>>>
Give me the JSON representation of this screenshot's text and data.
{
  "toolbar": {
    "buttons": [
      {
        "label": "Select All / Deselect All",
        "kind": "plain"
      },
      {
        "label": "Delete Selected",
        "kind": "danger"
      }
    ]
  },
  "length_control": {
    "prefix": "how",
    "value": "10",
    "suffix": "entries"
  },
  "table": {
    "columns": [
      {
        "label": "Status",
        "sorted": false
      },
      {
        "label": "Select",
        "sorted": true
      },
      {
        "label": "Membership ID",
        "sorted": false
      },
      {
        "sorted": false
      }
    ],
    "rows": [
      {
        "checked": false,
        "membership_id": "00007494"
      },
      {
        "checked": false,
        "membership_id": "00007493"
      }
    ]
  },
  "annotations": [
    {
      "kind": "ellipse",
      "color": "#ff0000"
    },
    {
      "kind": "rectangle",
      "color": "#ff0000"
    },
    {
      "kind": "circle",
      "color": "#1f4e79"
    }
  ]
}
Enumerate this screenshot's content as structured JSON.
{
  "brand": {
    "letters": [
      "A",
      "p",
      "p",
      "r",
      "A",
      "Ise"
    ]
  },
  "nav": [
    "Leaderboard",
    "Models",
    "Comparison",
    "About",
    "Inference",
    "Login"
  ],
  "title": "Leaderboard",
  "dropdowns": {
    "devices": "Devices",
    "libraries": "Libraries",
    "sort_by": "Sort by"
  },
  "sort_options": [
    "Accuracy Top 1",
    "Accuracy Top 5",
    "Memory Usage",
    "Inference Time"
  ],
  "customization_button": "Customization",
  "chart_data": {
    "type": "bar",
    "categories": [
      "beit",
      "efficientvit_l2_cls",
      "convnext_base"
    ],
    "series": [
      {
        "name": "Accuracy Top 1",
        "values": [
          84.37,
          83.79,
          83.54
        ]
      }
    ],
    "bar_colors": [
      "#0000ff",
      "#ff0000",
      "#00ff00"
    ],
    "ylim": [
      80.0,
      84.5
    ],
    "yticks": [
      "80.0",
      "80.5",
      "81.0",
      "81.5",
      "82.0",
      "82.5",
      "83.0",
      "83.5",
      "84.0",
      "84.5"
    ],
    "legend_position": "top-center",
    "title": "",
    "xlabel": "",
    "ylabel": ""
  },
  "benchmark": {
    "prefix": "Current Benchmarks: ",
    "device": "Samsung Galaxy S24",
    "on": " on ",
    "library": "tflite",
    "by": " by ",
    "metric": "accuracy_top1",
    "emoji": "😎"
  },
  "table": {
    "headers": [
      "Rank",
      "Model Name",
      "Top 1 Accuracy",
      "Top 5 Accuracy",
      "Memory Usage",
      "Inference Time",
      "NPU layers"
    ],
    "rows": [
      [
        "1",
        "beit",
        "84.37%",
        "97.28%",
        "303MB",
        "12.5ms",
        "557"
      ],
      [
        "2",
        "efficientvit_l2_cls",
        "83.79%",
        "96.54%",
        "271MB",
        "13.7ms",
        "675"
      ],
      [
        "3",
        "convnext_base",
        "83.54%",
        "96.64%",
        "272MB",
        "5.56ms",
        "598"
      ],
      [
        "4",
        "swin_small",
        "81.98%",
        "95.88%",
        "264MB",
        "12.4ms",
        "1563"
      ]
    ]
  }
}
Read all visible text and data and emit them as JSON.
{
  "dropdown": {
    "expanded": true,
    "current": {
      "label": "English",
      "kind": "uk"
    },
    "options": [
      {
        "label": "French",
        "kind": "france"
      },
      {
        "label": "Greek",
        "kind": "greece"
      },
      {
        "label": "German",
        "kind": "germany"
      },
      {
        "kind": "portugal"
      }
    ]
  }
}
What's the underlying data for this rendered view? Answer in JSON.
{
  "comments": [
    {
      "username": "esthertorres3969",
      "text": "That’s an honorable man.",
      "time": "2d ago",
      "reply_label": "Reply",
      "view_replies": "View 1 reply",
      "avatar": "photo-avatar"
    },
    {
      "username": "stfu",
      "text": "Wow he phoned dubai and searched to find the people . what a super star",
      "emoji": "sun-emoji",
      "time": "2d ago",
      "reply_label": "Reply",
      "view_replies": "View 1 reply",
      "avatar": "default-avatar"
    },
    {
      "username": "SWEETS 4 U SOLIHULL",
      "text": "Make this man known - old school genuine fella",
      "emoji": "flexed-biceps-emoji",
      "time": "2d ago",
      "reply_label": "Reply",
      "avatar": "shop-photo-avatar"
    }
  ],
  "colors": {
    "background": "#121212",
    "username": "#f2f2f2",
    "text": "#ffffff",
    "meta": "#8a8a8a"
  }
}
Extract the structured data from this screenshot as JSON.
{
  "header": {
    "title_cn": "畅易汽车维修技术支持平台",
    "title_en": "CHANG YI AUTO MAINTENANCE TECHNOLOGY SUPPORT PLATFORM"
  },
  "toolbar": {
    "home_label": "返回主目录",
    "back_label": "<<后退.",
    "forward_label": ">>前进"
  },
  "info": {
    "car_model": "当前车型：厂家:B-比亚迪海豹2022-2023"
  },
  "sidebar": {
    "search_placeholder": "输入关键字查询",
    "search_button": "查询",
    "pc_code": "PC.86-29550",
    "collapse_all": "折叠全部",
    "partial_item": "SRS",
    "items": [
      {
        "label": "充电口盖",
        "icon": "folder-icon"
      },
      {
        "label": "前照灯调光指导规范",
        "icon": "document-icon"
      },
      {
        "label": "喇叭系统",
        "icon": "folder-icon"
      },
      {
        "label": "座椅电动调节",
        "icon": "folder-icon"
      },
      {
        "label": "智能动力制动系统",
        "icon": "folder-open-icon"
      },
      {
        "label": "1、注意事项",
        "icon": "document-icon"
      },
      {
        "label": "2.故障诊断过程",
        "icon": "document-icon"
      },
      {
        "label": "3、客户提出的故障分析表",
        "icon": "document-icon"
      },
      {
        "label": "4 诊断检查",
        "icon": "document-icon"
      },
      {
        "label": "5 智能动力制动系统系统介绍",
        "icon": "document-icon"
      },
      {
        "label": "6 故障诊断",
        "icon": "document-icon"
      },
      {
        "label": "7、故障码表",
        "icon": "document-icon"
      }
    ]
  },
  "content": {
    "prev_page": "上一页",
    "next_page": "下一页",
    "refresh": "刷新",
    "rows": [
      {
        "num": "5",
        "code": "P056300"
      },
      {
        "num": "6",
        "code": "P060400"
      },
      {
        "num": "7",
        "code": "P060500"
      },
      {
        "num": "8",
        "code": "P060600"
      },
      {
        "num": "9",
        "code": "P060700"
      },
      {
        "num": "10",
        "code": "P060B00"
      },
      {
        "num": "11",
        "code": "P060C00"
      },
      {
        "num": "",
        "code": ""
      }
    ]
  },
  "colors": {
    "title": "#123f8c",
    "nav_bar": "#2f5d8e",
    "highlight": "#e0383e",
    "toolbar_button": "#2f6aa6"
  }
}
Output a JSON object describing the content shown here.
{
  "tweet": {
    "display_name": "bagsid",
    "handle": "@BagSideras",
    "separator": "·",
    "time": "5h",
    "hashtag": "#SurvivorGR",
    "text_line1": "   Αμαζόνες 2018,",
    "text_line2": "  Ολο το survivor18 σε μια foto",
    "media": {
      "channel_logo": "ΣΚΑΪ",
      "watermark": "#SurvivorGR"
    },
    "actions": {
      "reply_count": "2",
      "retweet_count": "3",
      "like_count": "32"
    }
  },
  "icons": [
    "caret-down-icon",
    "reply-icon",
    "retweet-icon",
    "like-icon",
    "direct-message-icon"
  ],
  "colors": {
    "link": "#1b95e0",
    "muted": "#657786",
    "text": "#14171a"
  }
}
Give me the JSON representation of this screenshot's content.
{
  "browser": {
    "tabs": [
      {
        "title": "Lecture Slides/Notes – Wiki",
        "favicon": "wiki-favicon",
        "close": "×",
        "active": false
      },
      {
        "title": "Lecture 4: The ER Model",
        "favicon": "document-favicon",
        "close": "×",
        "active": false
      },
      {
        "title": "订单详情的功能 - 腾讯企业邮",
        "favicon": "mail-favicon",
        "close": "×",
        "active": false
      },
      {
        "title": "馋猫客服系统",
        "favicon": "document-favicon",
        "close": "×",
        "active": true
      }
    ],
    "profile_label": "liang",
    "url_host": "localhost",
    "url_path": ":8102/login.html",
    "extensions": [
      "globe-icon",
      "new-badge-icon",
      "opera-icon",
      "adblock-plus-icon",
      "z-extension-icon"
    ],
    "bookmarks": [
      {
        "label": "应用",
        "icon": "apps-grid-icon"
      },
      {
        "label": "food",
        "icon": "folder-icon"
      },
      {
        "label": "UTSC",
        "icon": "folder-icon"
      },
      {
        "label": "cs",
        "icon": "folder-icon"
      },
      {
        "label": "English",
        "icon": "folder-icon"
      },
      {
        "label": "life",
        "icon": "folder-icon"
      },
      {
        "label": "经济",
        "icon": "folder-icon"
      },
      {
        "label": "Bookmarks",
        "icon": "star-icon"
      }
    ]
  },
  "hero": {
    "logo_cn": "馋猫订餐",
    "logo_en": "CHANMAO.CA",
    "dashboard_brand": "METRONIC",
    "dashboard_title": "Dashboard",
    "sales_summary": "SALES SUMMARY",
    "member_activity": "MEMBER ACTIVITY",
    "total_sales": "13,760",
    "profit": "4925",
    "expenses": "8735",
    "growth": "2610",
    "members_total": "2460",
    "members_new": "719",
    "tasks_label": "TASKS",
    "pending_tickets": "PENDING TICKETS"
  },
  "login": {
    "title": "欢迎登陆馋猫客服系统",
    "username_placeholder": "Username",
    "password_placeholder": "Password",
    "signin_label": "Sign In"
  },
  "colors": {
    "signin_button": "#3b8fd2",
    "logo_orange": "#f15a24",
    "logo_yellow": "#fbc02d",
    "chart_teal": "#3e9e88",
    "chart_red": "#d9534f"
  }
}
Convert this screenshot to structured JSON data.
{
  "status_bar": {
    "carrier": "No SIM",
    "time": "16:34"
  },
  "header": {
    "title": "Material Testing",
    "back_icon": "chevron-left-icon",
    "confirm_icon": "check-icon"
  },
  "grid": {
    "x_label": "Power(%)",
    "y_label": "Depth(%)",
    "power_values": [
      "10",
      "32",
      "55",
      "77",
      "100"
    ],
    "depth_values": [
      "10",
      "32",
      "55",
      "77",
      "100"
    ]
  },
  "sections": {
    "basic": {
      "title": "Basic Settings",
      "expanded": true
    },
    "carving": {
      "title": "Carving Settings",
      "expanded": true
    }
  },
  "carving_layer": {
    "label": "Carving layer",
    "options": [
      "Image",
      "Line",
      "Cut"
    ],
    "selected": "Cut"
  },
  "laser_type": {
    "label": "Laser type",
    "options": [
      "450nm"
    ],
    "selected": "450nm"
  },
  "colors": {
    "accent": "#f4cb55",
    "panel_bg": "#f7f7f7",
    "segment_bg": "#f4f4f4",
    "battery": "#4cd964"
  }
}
<<<
Write out exactly the final stretch of the records: the line containing "Convert this screenshot" and every line after it, through the last, and nothing else.

Convert this screenshot to structured JSON data.
{
  "status_bar": {
    "carrier": "No SIM",
    "time": "16:34"
  },
  "header": {
    "title": "Material Testing",
    "back_icon": "chevron-left-icon",
    "confirm_icon": "check-icon"
  },
  "grid": {
    "x_label": "Power(%)",
    "y_label": "Depth(%)",
    "power_values": [
      "10",
      "32",
      "55",
      "77",
      "100"
    ],
    "depth_values": [
      "10",
      "32",
      "55",
      "77",
      "100"
    ]
  },
  "sections": {
    "basic": {
      "title": "Basic Settings",
      "expanded": true
    },
    "carving": {
      "title": "Carving Settings",
      "expanded": true
    }
  },
  "carving_layer": {
    "label": "Carving layer",
    "options": [
      "Image",
      "Line",
      "Cut"
    ],
    "selected": "Cut"
  },
  "laser_type": {
    "label": "Laser type",
    "options": [
      "450nm"
    ],
    "selected": "450nm"
  },
  "colors": {
    "accent": "#f4cb55",
    "panel_bg": "#f7f7f7",
    "segment_bg": "#f4f4f4",
    "battery": "#4cd964"
  }
}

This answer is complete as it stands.